## Objective
Reproduce every line of the material below word for word, changing nothing.

Annotated element entries:

<<<<

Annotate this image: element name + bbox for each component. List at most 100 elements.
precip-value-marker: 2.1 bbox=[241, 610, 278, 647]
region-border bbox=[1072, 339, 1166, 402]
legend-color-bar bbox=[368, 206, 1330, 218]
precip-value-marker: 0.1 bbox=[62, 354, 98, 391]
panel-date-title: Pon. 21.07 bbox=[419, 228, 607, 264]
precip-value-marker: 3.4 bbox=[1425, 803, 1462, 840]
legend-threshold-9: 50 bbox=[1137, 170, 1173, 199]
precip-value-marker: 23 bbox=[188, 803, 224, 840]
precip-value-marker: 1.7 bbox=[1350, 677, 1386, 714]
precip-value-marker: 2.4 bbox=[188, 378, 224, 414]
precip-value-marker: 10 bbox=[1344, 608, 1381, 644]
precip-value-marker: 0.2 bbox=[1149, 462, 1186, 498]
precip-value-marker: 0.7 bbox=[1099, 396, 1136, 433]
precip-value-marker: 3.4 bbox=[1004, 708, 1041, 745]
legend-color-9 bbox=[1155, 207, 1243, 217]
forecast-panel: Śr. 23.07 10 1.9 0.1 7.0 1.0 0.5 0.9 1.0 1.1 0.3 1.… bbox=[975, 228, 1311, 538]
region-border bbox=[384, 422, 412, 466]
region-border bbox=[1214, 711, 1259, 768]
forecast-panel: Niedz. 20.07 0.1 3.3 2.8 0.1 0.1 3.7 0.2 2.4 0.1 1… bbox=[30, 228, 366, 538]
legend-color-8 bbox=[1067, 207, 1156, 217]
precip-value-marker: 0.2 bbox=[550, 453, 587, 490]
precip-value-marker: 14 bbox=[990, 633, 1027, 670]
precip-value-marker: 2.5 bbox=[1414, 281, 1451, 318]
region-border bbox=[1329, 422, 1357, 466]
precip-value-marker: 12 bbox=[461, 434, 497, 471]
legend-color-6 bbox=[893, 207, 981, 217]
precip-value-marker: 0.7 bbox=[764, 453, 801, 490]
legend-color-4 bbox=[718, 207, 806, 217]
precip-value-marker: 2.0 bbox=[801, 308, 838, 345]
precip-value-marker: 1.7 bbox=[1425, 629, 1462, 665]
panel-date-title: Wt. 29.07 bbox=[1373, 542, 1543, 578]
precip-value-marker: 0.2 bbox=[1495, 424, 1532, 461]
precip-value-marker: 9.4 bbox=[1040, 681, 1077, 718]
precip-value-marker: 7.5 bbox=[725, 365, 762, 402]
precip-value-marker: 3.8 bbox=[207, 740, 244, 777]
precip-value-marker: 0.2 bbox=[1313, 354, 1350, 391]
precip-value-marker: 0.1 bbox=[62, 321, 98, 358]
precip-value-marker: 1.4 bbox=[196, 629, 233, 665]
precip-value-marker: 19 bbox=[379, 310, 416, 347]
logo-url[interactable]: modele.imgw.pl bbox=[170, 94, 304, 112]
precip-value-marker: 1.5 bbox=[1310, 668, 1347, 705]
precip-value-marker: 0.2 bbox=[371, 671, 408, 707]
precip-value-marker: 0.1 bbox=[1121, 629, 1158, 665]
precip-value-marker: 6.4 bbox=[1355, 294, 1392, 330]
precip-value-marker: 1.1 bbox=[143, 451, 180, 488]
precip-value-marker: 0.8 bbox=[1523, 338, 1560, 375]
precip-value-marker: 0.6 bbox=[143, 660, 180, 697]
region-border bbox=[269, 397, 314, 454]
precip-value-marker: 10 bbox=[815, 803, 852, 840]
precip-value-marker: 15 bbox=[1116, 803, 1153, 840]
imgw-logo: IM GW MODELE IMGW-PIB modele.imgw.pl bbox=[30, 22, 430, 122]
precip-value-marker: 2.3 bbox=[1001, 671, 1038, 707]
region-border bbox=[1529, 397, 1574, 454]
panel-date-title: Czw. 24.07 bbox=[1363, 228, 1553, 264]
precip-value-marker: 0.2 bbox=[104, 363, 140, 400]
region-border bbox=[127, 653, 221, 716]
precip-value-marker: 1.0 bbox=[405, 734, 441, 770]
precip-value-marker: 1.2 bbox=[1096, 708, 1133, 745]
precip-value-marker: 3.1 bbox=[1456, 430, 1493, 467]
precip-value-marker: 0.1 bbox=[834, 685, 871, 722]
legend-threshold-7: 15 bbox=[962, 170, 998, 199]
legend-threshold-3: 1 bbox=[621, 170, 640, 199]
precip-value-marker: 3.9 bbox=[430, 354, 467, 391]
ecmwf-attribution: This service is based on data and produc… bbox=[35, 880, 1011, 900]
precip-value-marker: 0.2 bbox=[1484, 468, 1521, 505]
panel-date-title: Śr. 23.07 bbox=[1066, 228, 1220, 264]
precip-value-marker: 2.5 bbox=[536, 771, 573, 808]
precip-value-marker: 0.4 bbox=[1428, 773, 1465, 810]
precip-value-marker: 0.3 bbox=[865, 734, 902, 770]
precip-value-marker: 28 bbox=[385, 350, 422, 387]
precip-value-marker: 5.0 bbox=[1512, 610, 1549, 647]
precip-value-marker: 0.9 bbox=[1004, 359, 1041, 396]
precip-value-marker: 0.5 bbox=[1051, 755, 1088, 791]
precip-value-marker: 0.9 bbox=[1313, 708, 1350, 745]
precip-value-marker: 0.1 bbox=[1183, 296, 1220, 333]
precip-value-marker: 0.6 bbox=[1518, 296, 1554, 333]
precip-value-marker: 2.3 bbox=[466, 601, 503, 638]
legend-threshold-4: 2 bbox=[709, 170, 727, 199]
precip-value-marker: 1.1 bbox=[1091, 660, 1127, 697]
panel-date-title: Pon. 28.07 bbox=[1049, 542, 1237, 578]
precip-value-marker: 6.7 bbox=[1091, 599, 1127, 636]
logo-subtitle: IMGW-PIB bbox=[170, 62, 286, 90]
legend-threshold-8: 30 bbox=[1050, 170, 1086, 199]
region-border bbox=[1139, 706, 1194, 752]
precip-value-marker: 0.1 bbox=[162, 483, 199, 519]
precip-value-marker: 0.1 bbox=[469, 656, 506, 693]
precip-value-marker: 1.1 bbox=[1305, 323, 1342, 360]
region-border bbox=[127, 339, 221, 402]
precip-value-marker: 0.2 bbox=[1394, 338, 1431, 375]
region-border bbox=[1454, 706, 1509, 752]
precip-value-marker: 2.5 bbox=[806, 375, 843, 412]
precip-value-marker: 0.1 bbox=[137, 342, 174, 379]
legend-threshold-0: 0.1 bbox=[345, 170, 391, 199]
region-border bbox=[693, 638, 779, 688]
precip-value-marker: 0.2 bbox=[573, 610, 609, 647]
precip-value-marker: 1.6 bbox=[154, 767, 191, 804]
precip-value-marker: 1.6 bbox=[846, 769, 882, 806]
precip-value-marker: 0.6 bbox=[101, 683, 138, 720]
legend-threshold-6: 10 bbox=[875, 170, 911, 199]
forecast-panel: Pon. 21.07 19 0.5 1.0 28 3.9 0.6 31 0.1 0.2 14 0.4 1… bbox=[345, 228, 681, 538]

>>>>

## Answer in full
Annotate this image: element name + bbox for each component. List at most 100 elements.
precip-value-marker: 2.1 bbox=[241, 610, 278, 647]
region-border bbox=[1072, 339, 1166, 402]
legend-color-bar bbox=[368, 206, 1330, 218]
precip-value-marker: 0.1 bbox=[62, 354, 98, 391]
panel-date-title: Pon. 21.07 bbox=[419, 228, 607, 264]
precip-value-marker: 3.4 bbox=[1425, 803, 1462, 840]
legend-threshold-9: 50 bbox=[1137, 170, 1173, 199]
precip-value-marker: 23 bbox=[188, 803, 224, 840]
precip-value-marker: 1.7 bbox=[1350, 677, 1386, 714]
precip-value-marker: 2.4 bbox=[188, 378, 224, 414]
precip-value-marker: 10 bbox=[1344, 608, 1381, 644]
precip-value-marker: 0.2 bbox=[1149, 462, 1186, 498]
precip-value-marker: 0.7 bbox=[1099, 396, 1136, 433]
precip-value-marker: 3.4 bbox=[1004, 708, 1041, 745]
legend-color-9 bbox=[1155, 207, 1243, 217]
forecast-panel: Śr. 23.07 10 1.9 0.1 7.0 1.0 0.5 0.9 1.0 1.1 0.3 1.… bbox=[975, 228, 1311, 538]
region-border bbox=[384, 422, 412, 466]
region-border bbox=[1214, 711, 1259, 768]
forecast-panel: Niedz. 20.07 0.1 3.3 2.8 0.1 0.1 3.7 0.2 2.4 0.1 1… bbox=[30, 228, 366, 538]
legend-color-8 bbox=[1067, 207, 1156, 217]
precip-value-marker: 0.2 bbox=[550, 453, 587, 490]
precip-value-marker: 14 bbox=[990, 633, 1027, 670]
precip-value-marker: 2.5 bbox=[1414, 281, 1451, 318]
region-border bbox=[1329, 422, 1357, 466]
precip-value-marker: 12 bbox=[461, 434, 497, 471]
legend-color-6 bbox=[893, 207, 981, 217]
precip-value-marker: 0.7 bbox=[764, 453, 801, 490]
legend-color-4 bbox=[718, 207, 806, 217]
precip-value-marker: 2.0 bbox=[801, 308, 838, 345]
precip-value-marker: 1.7 bbox=[1425, 629, 1462, 665]
panel-date-title: Wt. 29.07 bbox=[1373, 542, 1543, 578]
precip-value-marker: 0.2 bbox=[1495, 424, 1532, 461]
precip-value-marker: 9.4 bbox=[1040, 681, 1077, 718]
precip-value-marker: 7.5 bbox=[725, 365, 762, 402]
precip-value-marker: 3.8 bbox=[207, 740, 244, 777]
precip-value-marker: 0.2 bbox=[1313, 354, 1350, 391]
precip-value-marker: 0.1 bbox=[62, 321, 98, 358]
precip-value-marker: 1.4 bbox=[196, 629, 233, 665]
precip-value-marker: 19 bbox=[379, 310, 416, 347]
logo-url[interactable]: modele.imgw.pl bbox=[170, 94, 304, 112]
precip-value-marker: 1.5 bbox=[1310, 668, 1347, 705]
precip-value-marker: 0.2 bbox=[371, 671, 408, 707]
precip-value-marker: 0.1 bbox=[1121, 629, 1158, 665]
precip-value-marker: 6.4 bbox=[1355, 294, 1392, 330]
precip-value-marker: 1.1 bbox=[143, 451, 180, 488]
precip-value-marker: 0.8 bbox=[1523, 338, 1560, 375]
precip-value-marker: 0.6 bbox=[143, 660, 180, 697]
region-border bbox=[269, 397, 314, 454]
precip-value-marker: 10 bbox=[815, 803, 852, 840]
precip-value-marker: 15 bbox=[1116, 803, 1153, 840]
imgw-logo: IM GW MODELE IMGW-PIB modele.imgw.pl bbox=[30, 22, 430, 122]
precip-value-marker: 2.3 bbox=[1001, 671, 1038, 707]
region-border bbox=[1529, 397, 1574, 454]
panel-date-title: Czw. 24.07 bbox=[1363, 228, 1553, 264]
precip-value-marker: 0.2 bbox=[104, 363, 140, 400]
region-border bbox=[127, 653, 221, 716]
precip-value-marker: 1.0 bbox=[405, 734, 441, 770]
precip-value-marker: 1.2 bbox=[1096, 708, 1133, 745]
precip-value-marker: 3.1 bbox=[1456, 430, 1493, 467]
precip-value-marker: 0.1 bbox=[834, 685, 871, 722]
legend-threshold-7: 15 bbox=[962, 170, 998, 199]
legend-threshold-3: 1 bbox=[621, 170, 640, 199]
precip-value-marker: 3.9 bbox=[430, 354, 467, 391]
ecmwf-attribution: This service is based on data and produc… bbox=[35, 880, 1011, 900]
precip-value-marker: 0.2 bbox=[1484, 468, 1521, 505]
panel-date-title: Śr. 23.07 bbox=[1066, 228, 1220, 264]
precip-value-marker: 2.5 bbox=[536, 771, 573, 808]
precip-value-marker: 0.4 bbox=[1428, 773, 1465, 810]
precip-value-marker: 0.3 bbox=[865, 734, 902, 770]
precip-value-marker: 28 bbox=[385, 350, 422, 387]
precip-value-marker: 5.0 bbox=[1512, 610, 1549, 647]
precip-value-marker: 0.9 bbox=[1004, 359, 1041, 396]
precip-value-marker: 0.5 bbox=[1051, 755, 1088, 791]
precip-value-marker: 0.9 bbox=[1313, 708, 1350, 745]
precip-value-marker: 0.1 bbox=[1183, 296, 1220, 333]
precip-value-marker: 0.6 bbox=[1518, 296, 1554, 333]
precip-value-marker: 2.3 bbox=[466, 601, 503, 638]
legend-threshold-4: 2 bbox=[709, 170, 727, 199]
precip-value-marker: 1.1 bbox=[1091, 660, 1127, 697]
panel-date-title: Pon. 28.07 bbox=[1049, 542, 1237, 578]
precip-value-marker: 6.7 bbox=[1091, 599, 1127, 636]
logo-subtitle: IMGW-PIB bbox=[170, 62, 286, 90]
legend-threshold-8: 30 bbox=[1050, 170, 1086, 199]
region-border bbox=[1139, 706, 1194, 752]
precip-value-marker: 0.1 bbox=[162, 483, 199, 519]
precip-value-marker: 0.1 bbox=[469, 656, 506, 693]
precip-value-marker: 1.1 bbox=[1305, 323, 1342, 360]
region-border bbox=[127, 339, 221, 402]
precip-value-marker: 0.2 bbox=[1394, 338, 1431, 375]
region-border bbox=[1454, 706, 1509, 752]
precip-value-marker: 2.5 bbox=[806, 375, 843, 412]
precip-value-marker: 0.1 bbox=[137, 342, 174, 379]
legend-threshold-0: 0.1 bbox=[345, 170, 391, 199]
region-border bbox=[693, 638, 779, 688]
precip-value-marker: 0.2 bbox=[573, 610, 609, 647]
precip-value-marker: 1.6 bbox=[154, 767, 191, 804]
precip-value-marker: 1.6 bbox=[846, 769, 882, 806]
precip-value-marker: 0.6 bbox=[101, 683, 138, 720]
legend-threshold-6: 10 bbox=[875, 170, 911, 199]
forecast-panel: Pon. 21.07 19 0.5 1.0 28 3.9 0.6 31 0.1 0.2 14 0.4 1… bbox=[345, 228, 681, 538]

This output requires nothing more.